**Task directions**
Pull each line holding "this" out of the entries below.

**Input**
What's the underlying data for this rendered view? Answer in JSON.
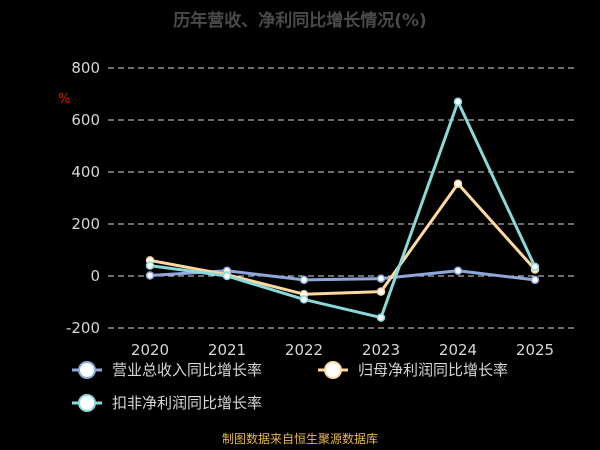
{
  "chart_data": {
    "type": "line",
    "title": "历年营收、净利同比增长情况(%)",
    "unit_label": "%",
    "categories": [
      "2020",
      "2021",
      "2022",
      "2023",
      "2024",
      "2025"
    ],
    "ylim": [
      -200,
      800
    ],
    "yticks": [
      -200,
      0,
      200,
      400,
      600,
      800
    ],
    "ytick_labels": [
      "-200",
      "0",
      "200",
      "400",
      "600",
      "800"
    ],
    "grid": true,
    "legend_position": "bottom",
    "series": [
      {
        "name": "营业总收入同比增长率",
        "color": "#8fa8dc",
        "values": [
          2,
          20,
          -15,
          -10,
          20,
          -15
        ]
      },
      {
        "name": "归母净利润同比增长率",
        "color": "#fdd9a0",
        "values": [
          60,
          5,
          -70,
          -60,
          355,
          25
        ]
      },
      {
        "name": "扣非净利润同比增长率",
        "color": "#8ad8d8",
        "values": [
          40,
          0,
          -90,
          -160,
          670,
          35
        ]
      }
    ],
    "source": "制图数据来自恒生聚源数据库"
  }
}
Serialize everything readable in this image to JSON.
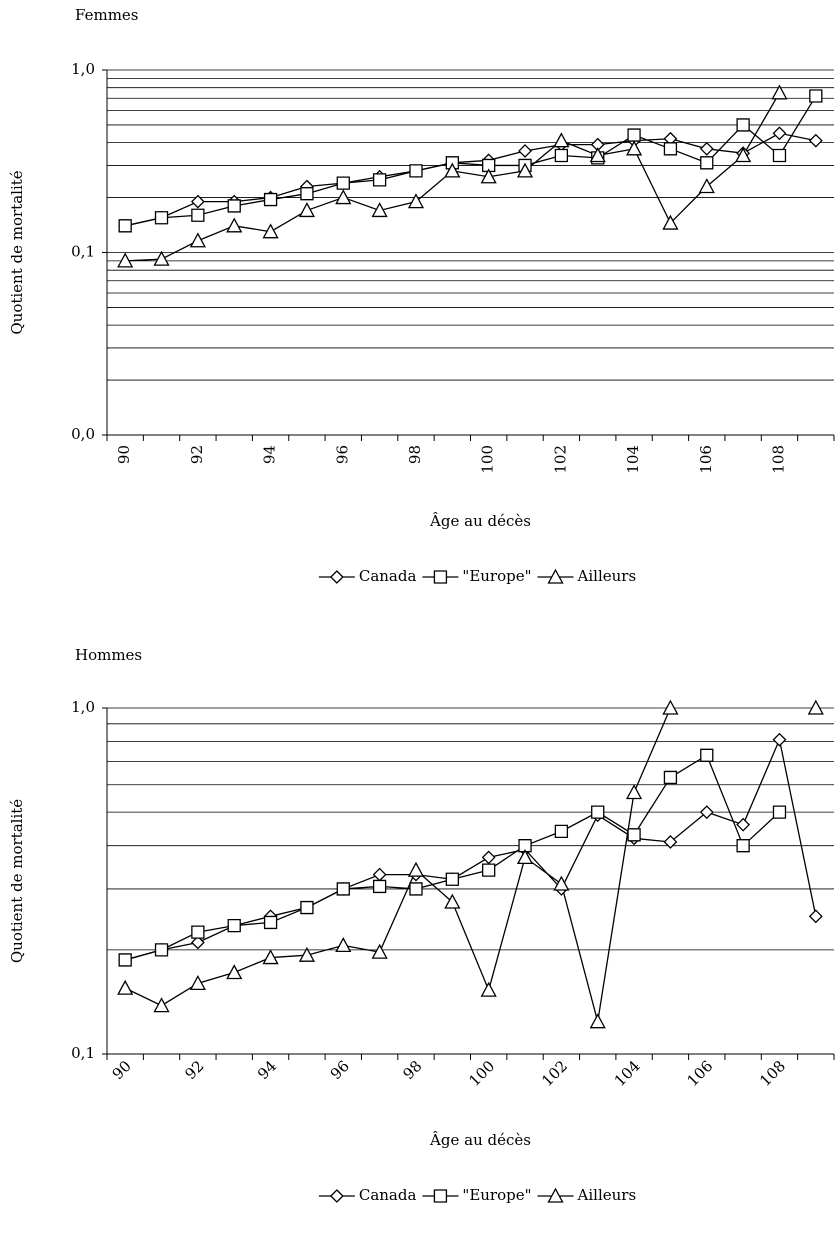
{
  "chart_data": [
    {
      "type": "line",
      "title": "Femmes",
      "x_label": "Âge au décès",
      "y_label": "Quotient de mortalité",
      "categories": [
        "90",
        null,
        "92",
        null,
        "94",
        null,
        "96",
        null,
        "98",
        null,
        "100",
        null,
        "102",
        null,
        "104",
        null,
        "106",
        null,
        "108",
        null
      ],
      "series": [
        {
          "name": "Canada",
          "color": "#000000",
          "marker": "diamond",
          "values": [
            0.14,
            0.155,
            0.19,
            0.19,
            0.2,
            0.23,
            0.24,
            0.26,
            0.28,
            0.31,
            0.32,
            0.36,
            0.39,
            0.39,
            0.41,
            0.42,
            0.37,
            0.35,
            0.45,
            0.41
          ]
        },
        {
          "name": "\"Europe\"",
          "color": "#000000",
          "marker": "square",
          "values": [
            0.14,
            0.155,
            0.16,
            0.18,
            0.195,
            0.21,
            0.24,
            0.25,
            0.28,
            0.31,
            0.3,
            0.3,
            0.34,
            0.33,
            0.44,
            0.37,
            0.31,
            0.5,
            0.34,
            0.72
          ]
        },
        {
          "name": "Ailleurs",
          "color": "#000000",
          "marker": "triangle",
          "values": [
            0.09,
            0.092,
            0.116,
            0.14,
            0.13,
            0.17,
            0.2,
            0.17,
            0.19,
            0.28,
            0.26,
            0.28,
            0.41,
            0.34,
            0.37,
            0.145,
            0.23,
            0.34,
            0.75,
            null
          ]
        }
      ],
      "ylim": [
        0.01,
        1
      ],
      "log_scale": true,
      "yticks": [
        {
          "value": 0.01,
          "label": "0,0"
        },
        {
          "value": 0.1,
          "label": "0,1"
        },
        {
          "value": 1,
          "label": "1,0"
        }
      ],
      "minor_yticks": [
        0.02,
        0.03,
        0.04,
        0.05,
        0.06,
        0.07,
        0.08,
        0.09,
        0.2,
        0.3,
        0.4,
        0.5,
        0.6,
        0.7,
        0.8,
        0.9
      ],
      "grid": true,
      "x_label_rotation": -90,
      "legend": "bottom"
    },
    {
      "type": "line",
      "title": "Hommes",
      "x_label": "Âge au décès",
      "y_label": "Quotient de mortalité",
      "categories": [
        "90",
        null,
        "92",
        null,
        "94",
        null,
        "96",
        null,
        "98",
        null,
        "100",
        null,
        "102",
        null,
        "104",
        null,
        "106",
        null,
        "108",
        null
      ],
      "series": [
        {
          "name": "Canada",
          "color": "#000000",
          "marker": "diamond",
          "values": [
            0.187,
            0.2,
            0.21,
            0.235,
            0.25,
            0.265,
            0.3,
            0.33,
            0.33,
            0.32,
            0.37,
            0.39,
            0.3,
            0.49,
            0.42,
            0.41,
            0.5,
            0.46,
            0.81,
            0.25
          ]
        },
        {
          "name": "\"Europe\"",
          "color": "#000000",
          "marker": "square",
          "values": [
            0.187,
            0.2,
            0.225,
            0.235,
            0.24,
            0.265,
            0.3,
            0.305,
            0.3,
            0.32,
            0.34,
            0.4,
            0.44,
            0.5,
            0.43,
            0.63,
            0.73,
            0.4,
            0.5,
            null
          ]
        },
        {
          "name": "Ailleurs",
          "color": "#000000",
          "marker": "triangle",
          "values": [
            0.155,
            0.138,
            0.16,
            0.172,
            0.19,
            0.193,
            0.206,
            0.197,
            0.34,
            0.275,
            0.153,
            0.37,
            0.31,
            0.124,
            0.57,
            1.0,
            null,
            null,
            null,
            1.0
          ]
        }
      ],
      "ylim": [
        0.1,
        1
      ],
      "log_scale": true,
      "yticks": [
        {
          "value": 0.1,
          "label": "0,1"
        },
        {
          "value": 1,
          "label": "1,0"
        }
      ],
      "minor_yticks": [
        0.2,
        0.3,
        0.4,
        0.5,
        0.6,
        0.7,
        0.8,
        0.9
      ],
      "grid": true,
      "x_label_rotation": -45,
      "legend": "bottom"
    }
  ]
}
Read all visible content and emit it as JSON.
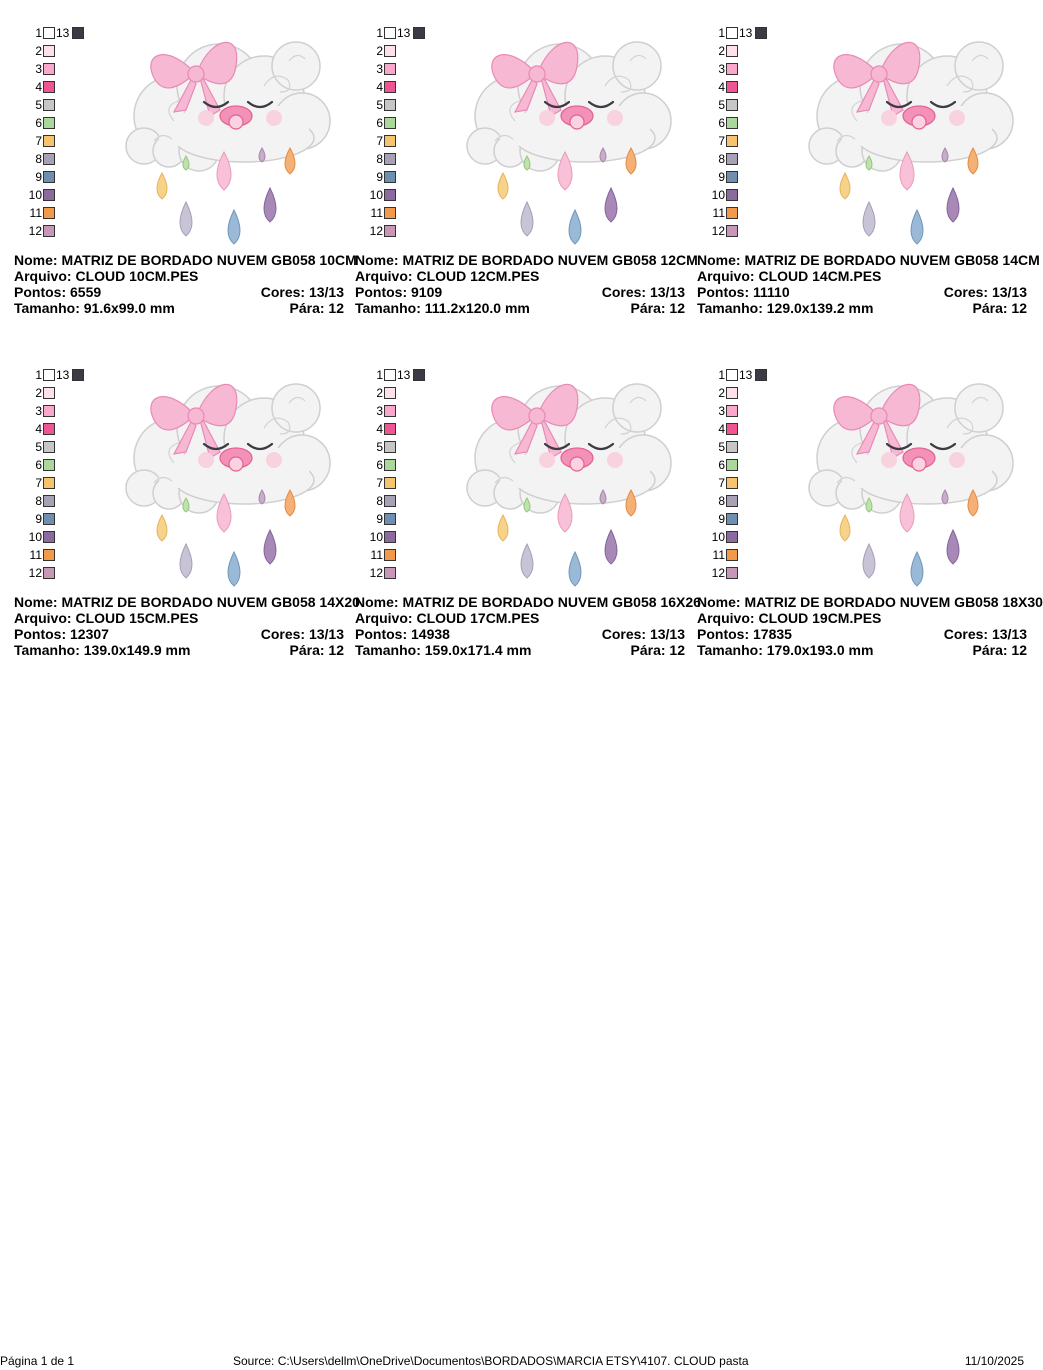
{
  "palette_colors": [
    "#ffffff",
    "#fde0ea",
    "#f9a8cc",
    "#ee5592",
    "#c6c6c6",
    "#a9d89a",
    "#f7c46d",
    "#a8a1b6",
    "#6f8fb0",
    "#8a6a9f",
    "#f29a4c",
    "#c896b6",
    "#3c3a45"
  ],
  "designs": [
    {
      "nome_label": "Nome:",
      "nome": "MATRIZ DE BORDADO NUVEM GB058 10CM",
      "arquivo_label": "Arquivo:",
      "arquivo": "CLOUD 10CM.PES",
      "pontos_label": "Pontos:",
      "pontos": "6559",
      "cores_label": "Cores:",
      "cores": "13/13",
      "tamanho_label": "Tamanho:",
      "tamanho": "91.6x99.0 mm",
      "para_label": "Pára:",
      "para": "12"
    },
    {
      "nome_label": "Nome:",
      "nome": "MATRIZ DE BORDADO NUVEM GB058 12CM",
      "arquivo_label": "Arquivo:",
      "arquivo": "CLOUD 12CM.PES",
      "pontos_label": "Pontos:",
      "pontos": "9109",
      "cores_label": "Cores:",
      "cores": "13/13",
      "tamanho_label": "Tamanho:",
      "tamanho": "111.2x120.0 mm",
      "para_label": "Pára:",
      "para": "12"
    },
    {
      "nome_label": "Nome:",
      "nome": "MATRIZ DE BORDADO NUVEM GB058 14CM",
      "arquivo_label": "Arquivo:",
      "arquivo": "CLOUD 14CM.PES",
      "pontos_label": "Pontos:",
      "pontos": "11110",
      "cores_label": "Cores:",
      "cores": "13/13",
      "tamanho_label": "Tamanho:",
      "tamanho": "129.0x139.2 mm",
      "para_label": "Pára:",
      "para": "12"
    },
    {
      "nome_label": "Nome:",
      "nome": "MATRIZ DE BORDADO NUVEM GB058 14X20",
      "arquivo_label": "Arquivo:",
      "arquivo": "CLOUD 15CM.PES",
      "pontos_label": "Pontos:",
      "pontos": "12307",
      "cores_label": "Cores:",
      "cores": "13/13",
      "tamanho_label": "Tamanho:",
      "tamanho": "139.0x149.9 mm",
      "para_label": "Pára:",
      "para": "12"
    },
    {
      "nome_label": "Nome:",
      "nome": "MATRIZ DE BORDADO NUVEM GB058 16X26",
      "arquivo_label": "Arquivo:",
      "arquivo": "CLOUD 17CM.PES",
      "pontos_label": "Pontos:",
      "pontos": "14938",
      "cores_label": "Cores:",
      "cores": "13/13",
      "tamanho_label": "Tamanho:",
      "tamanho": "159.0x171.4 mm",
      "para_label": "Pára:",
      "para": "12"
    },
    {
      "nome_label": "Nome:",
      "nome": "MATRIZ DE BORDADO NUVEM GB058 18X30",
      "arquivo_label": "Arquivo:",
      "arquivo": "CLOUD 19CM.PES",
      "pontos_label": "Pontos:",
      "pontos": "17835",
      "cores_label": "Cores:",
      "cores": "13/13",
      "tamanho_label": "Tamanho:",
      "tamanho": "179.0x193.0 mm",
      "para_label": "Pára:",
      "para": "12"
    }
  ],
  "footer": {
    "page": "Página 1 de 1",
    "source": "Source: C:\\Users\\dellm\\OneDrive\\Documentos\\BORDADOS\\MARCIA ETSY\\4107. CLOUD pasta",
    "date": "11/10/2025"
  }
}
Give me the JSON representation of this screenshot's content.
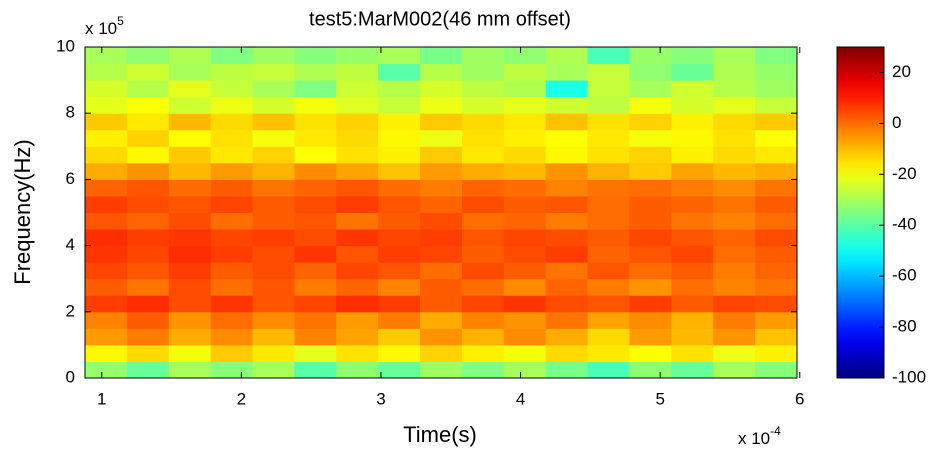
{
  "chart_data": {
    "type": "heatmap",
    "title": "test5:MarM002(46 mm offset)",
    "xlabel": "Time(s)",
    "ylabel": "Frequency(Hz)",
    "x_multiplier": {
      "base": "x 10",
      "exp": "-4"
    },
    "y_multiplier": {
      "base": "x 10",
      "exp": "5"
    },
    "colormap": "jet",
    "x": [
      1.03,
      1.33,
      1.63,
      1.93,
      2.23,
      2.53,
      2.83,
      3.13,
      3.43,
      3.73,
      4.03,
      4.33,
      4.63,
      4.93,
      5.23,
      5.53,
      5.83
    ],
    "y": [
      0.25,
      0.75,
      1.25,
      1.75,
      2.25,
      2.75,
      3.25,
      3.75,
      4.25,
      4.75,
      5.25,
      5.75,
      6.25,
      6.75,
      7.25,
      7.75,
      8.25,
      8.75,
      9.25,
      9.75
    ],
    "values": [
      [
        -32,
        -38,
        -30,
        -34,
        -30,
        -40,
        -33,
        -38,
        -31,
        -35,
        -30,
        -36,
        -42,
        -33,
        -38,
        -30,
        -34
      ],
      [
        -18,
        -14,
        -20,
        -12,
        -16,
        -22,
        -15,
        -18,
        -13,
        -17,
        -20,
        -14,
        -16,
        -19,
        -15,
        -21,
        -17
      ],
      [
        -6,
        -2,
        -8,
        -4,
        -10,
        -3,
        -7,
        -12,
        -5,
        -9,
        -4,
        -8,
        -14,
        -6,
        -10,
        -5,
        -11
      ],
      [
        -3,
        2,
        -5,
        0,
        -4,
        -1,
        -6,
        -2,
        -8,
        -3,
        -5,
        -1,
        -7,
        -4,
        -9,
        -2,
        -6
      ],
      [
        6,
        8,
        4,
        7,
        3,
        5,
        8,
        6,
        2,
        5,
        7,
        4,
        3,
        6,
        2,
        5,
        4
      ],
      [
        2,
        -1,
        4,
        0,
        3,
        -2,
        1,
        -3,
        2,
        0,
        -4,
        1,
        -2,
        -5,
        0,
        -3,
        -1
      ],
      [
        5,
        3,
        6,
        2,
        4,
        1,
        5,
        3,
        0,
        4,
        2,
        -1,
        3,
        0,
        2,
        -2,
        1
      ],
      [
        7,
        5,
        8,
        6,
        4,
        7,
        3,
        6,
        5,
        2,
        4,
        6,
        1,
        3,
        5,
        0,
        2
      ],
      [
        8,
        6,
        7,
        5,
        6,
        4,
        7,
        5,
        6,
        3,
        5,
        4,
        2,
        5,
        3,
        1,
        4
      ],
      [
        3,
        1,
        4,
        0,
        2,
        3,
        -1,
        2,
        4,
        0,
        1,
        -2,
        0,
        2,
        -1,
        -3,
        0
      ],
      [
        6,
        4,
        3,
        5,
        2,
        4,
        6,
        3,
        1,
        4,
        2,
        3,
        0,
        2,
        1,
        -1,
        2
      ],
      [
        1,
        3,
        0,
        2,
        -1,
        1,
        3,
        0,
        -2,
        1,
        0,
        -3,
        -1,
        0,
        -2,
        -4,
        -1
      ],
      [
        -8,
        -5,
        -10,
        -6,
        -9,
        -4,
        -7,
        -11,
        -6,
        -8,
        -10,
        -5,
        -9,
        -12,
        -7,
        -10,
        -8
      ],
      [
        -14,
        -18,
        -12,
        -16,
        -13,
        -19,
        -15,
        -17,
        -12,
        -16,
        -14,
        -18,
        -15,
        -13,
        -17,
        -14,
        -16
      ],
      [
        -17,
        -13,
        -19,
        -15,
        -20,
        -16,
        -14,
        -18,
        -21,
        -15,
        -17,
        -19,
        -16,
        -20,
        -18,
        -15,
        -19
      ],
      [
        -12,
        -16,
        -10,
        -14,
        -11,
        -15,
        -13,
        -17,
        -12,
        -14,
        -16,
        -11,
        -15,
        -13,
        -17,
        -14,
        -12
      ],
      [
        -22,
        -19,
        -25,
        -21,
        -24,
        -20,
        -23,
        -26,
        -21,
        -24,
        -22,
        -25,
        -27,
        -20,
        -24,
        -22,
        -26
      ],
      [
        -24,
        -28,
        -22,
        -26,
        -30,
        -35,
        -25,
        -28,
        -24,
        -27,
        -29,
        -48,
        -26,
        -30,
        -25,
        -28,
        -31
      ],
      [
        -28,
        -25,
        -30,
        -27,
        -26,
        -29,
        -27,
        -40,
        -28,
        -31,
        -27,
        -30,
        -26,
        -33,
        -38,
        -29,
        -32
      ],
      [
        -30,
        -33,
        -29,
        -35,
        -31,
        -34,
        -32,
        -30,
        -36,
        -31,
        -33,
        -29,
        -42,
        -32,
        -34,
        -30,
        -35
      ]
    ],
    "xlim": [
      0.88,
      5.98
    ],
    "ylim": [
      0,
      10
    ],
    "xticks": [
      1,
      2,
      3,
      4,
      5,
      6
    ],
    "yticks": [
      0,
      2,
      4,
      6,
      8,
      10
    ],
    "clim": [
      -100,
      30
    ],
    "cticks": [
      -100,
      -80,
      -60,
      -40,
      -20,
      0,
      20
    ]
  }
}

**Answer in full**
What's the underlying data for this rendered view? Answer in JSON.
Serialize everything readable in this image to JSON.
Give me the JSON representation of this screenshot's content.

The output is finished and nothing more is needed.